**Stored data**
=====

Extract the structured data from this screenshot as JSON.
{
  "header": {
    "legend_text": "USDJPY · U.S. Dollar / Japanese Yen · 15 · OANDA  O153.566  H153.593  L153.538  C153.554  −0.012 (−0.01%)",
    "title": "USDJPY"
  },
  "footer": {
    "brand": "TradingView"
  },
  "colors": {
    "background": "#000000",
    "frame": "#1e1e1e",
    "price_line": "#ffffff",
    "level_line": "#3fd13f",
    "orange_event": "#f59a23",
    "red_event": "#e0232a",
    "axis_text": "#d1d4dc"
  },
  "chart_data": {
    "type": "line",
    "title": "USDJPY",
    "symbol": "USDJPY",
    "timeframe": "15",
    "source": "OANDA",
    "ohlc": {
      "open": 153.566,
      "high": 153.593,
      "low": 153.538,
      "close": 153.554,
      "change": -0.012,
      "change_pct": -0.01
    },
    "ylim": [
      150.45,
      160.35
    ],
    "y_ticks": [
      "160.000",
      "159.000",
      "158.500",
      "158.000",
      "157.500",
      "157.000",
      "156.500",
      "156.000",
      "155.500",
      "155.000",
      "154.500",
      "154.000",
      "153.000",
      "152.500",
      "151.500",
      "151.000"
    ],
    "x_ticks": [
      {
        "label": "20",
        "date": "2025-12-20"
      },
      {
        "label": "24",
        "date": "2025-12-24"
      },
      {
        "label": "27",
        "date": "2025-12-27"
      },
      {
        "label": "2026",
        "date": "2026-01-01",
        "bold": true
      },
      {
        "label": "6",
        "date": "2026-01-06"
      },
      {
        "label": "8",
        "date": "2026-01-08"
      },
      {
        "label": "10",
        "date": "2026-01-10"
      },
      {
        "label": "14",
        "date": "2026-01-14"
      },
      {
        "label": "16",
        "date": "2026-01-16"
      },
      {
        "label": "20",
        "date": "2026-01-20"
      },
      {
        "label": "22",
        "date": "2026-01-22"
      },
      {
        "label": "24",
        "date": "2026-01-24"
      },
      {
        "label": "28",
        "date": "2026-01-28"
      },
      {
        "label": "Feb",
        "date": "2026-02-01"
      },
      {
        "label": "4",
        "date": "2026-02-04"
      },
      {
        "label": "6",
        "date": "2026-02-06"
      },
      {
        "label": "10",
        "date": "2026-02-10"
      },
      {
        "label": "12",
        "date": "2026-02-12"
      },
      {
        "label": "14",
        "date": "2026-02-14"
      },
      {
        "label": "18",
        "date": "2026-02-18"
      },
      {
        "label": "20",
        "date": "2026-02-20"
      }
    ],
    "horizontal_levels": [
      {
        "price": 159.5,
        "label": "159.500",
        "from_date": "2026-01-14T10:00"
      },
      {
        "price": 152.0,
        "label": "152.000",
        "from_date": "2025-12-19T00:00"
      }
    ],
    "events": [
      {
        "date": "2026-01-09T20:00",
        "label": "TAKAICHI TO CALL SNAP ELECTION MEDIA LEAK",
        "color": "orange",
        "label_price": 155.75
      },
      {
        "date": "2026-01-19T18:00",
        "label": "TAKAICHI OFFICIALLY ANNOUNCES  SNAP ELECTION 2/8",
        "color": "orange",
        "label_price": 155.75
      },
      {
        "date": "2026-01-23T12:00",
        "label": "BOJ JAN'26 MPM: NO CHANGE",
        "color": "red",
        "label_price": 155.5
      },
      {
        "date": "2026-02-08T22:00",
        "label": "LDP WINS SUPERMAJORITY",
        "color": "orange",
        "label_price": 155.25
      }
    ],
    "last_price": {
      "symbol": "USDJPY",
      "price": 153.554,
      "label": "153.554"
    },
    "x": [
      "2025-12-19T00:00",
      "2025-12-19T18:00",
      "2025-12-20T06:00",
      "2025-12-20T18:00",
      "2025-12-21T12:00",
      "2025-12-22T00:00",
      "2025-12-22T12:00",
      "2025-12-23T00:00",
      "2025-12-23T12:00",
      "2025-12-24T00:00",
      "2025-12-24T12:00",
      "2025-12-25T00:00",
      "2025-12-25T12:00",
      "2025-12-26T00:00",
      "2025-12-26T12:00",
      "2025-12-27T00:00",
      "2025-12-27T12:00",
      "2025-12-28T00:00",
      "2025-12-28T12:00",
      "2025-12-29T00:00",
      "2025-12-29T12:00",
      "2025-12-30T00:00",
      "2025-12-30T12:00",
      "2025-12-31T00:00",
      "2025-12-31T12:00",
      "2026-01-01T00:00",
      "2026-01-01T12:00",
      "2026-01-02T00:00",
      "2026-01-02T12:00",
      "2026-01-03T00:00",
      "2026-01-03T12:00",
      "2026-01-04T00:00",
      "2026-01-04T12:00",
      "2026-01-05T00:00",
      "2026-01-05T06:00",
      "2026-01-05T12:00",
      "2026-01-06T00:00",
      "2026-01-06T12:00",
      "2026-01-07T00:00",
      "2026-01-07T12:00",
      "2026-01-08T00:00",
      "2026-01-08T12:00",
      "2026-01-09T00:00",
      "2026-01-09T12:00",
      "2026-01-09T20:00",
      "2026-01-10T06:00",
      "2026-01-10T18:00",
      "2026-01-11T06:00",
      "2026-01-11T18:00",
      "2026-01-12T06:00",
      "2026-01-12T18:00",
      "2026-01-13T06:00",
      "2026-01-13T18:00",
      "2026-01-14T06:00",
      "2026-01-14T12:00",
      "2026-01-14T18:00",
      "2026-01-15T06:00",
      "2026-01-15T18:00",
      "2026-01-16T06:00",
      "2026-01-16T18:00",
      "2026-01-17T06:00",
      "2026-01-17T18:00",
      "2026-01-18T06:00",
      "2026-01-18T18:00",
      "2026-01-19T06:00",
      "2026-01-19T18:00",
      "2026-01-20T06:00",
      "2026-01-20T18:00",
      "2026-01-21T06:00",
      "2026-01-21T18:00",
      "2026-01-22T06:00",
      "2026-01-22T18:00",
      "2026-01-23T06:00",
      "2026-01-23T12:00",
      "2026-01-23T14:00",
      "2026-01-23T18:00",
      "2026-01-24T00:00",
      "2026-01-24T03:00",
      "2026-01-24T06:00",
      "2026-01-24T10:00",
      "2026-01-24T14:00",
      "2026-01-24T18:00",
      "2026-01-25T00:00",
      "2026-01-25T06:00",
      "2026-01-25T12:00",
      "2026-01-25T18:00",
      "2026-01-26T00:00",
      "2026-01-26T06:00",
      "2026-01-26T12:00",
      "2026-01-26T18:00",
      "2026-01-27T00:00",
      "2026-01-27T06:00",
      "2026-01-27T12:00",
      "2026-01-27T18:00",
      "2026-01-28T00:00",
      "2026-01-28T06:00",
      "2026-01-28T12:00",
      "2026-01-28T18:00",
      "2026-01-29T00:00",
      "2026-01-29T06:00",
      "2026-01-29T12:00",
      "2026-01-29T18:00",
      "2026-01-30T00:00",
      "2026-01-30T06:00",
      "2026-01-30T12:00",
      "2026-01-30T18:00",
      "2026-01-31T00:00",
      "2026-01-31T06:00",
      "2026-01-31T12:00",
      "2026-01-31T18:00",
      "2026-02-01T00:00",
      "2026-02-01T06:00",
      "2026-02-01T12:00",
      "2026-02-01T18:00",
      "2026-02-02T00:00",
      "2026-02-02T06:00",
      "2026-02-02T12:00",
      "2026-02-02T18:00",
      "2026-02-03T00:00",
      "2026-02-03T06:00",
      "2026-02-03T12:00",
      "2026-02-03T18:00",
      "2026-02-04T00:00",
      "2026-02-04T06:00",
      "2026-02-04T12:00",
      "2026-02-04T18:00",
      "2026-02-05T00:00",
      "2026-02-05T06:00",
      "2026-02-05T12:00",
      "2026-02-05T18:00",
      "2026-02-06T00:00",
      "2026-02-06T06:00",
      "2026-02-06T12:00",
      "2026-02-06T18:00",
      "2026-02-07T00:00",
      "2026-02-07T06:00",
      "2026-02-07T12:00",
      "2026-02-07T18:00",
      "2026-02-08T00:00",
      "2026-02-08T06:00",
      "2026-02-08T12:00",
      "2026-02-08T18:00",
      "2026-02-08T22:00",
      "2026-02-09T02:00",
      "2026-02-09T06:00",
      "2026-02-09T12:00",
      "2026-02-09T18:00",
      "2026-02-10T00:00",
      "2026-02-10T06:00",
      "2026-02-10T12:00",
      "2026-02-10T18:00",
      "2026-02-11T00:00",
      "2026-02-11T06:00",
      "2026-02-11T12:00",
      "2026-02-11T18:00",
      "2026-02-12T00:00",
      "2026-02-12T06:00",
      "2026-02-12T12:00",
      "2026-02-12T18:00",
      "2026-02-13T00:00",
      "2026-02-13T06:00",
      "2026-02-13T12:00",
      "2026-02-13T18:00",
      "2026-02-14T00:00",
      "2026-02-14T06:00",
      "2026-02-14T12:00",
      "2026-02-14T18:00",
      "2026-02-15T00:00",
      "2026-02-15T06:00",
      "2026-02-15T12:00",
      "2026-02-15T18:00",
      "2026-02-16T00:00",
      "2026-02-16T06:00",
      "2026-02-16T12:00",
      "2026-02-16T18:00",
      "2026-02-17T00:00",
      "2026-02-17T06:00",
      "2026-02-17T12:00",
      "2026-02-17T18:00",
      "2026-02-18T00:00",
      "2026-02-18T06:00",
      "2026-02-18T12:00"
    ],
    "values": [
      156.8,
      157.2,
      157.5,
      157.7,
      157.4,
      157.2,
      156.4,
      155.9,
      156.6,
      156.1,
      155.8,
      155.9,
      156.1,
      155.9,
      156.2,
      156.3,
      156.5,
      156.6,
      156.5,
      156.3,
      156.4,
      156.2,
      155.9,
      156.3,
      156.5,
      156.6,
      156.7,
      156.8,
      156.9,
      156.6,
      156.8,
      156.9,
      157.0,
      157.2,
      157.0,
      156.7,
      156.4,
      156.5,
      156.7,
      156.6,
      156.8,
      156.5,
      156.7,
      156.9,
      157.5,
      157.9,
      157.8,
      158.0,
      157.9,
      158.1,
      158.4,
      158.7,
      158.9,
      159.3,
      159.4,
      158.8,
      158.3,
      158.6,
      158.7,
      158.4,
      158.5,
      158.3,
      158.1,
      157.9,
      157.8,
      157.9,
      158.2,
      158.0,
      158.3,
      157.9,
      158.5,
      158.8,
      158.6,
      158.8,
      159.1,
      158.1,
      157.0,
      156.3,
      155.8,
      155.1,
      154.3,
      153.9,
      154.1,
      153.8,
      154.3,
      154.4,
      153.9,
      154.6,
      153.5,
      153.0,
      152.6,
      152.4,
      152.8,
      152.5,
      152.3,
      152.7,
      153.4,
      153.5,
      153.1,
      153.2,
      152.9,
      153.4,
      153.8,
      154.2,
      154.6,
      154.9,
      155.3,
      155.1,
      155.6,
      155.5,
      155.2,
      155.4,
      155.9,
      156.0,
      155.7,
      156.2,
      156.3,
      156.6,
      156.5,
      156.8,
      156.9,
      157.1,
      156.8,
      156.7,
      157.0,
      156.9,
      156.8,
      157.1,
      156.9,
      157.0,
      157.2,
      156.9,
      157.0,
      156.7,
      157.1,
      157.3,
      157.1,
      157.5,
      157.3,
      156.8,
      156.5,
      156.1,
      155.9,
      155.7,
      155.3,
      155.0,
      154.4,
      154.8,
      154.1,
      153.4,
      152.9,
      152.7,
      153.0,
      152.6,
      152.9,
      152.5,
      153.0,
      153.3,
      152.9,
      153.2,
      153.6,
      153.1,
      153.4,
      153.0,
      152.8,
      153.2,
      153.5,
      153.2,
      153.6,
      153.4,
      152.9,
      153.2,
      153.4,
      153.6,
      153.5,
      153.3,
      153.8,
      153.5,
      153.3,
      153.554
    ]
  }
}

=====

**SET EXERCISE**
In the listing above, locate each line with "SNAP" and copy it.

**EXERCISE SOLUTION**
        "label": "TAKAICHI TO CALL SNAP ELECTION MEDIA LEAK",
        "label": "TAKAICHI OFFICIALLY ANNOUNCES  SNAP ELECTION 2/8",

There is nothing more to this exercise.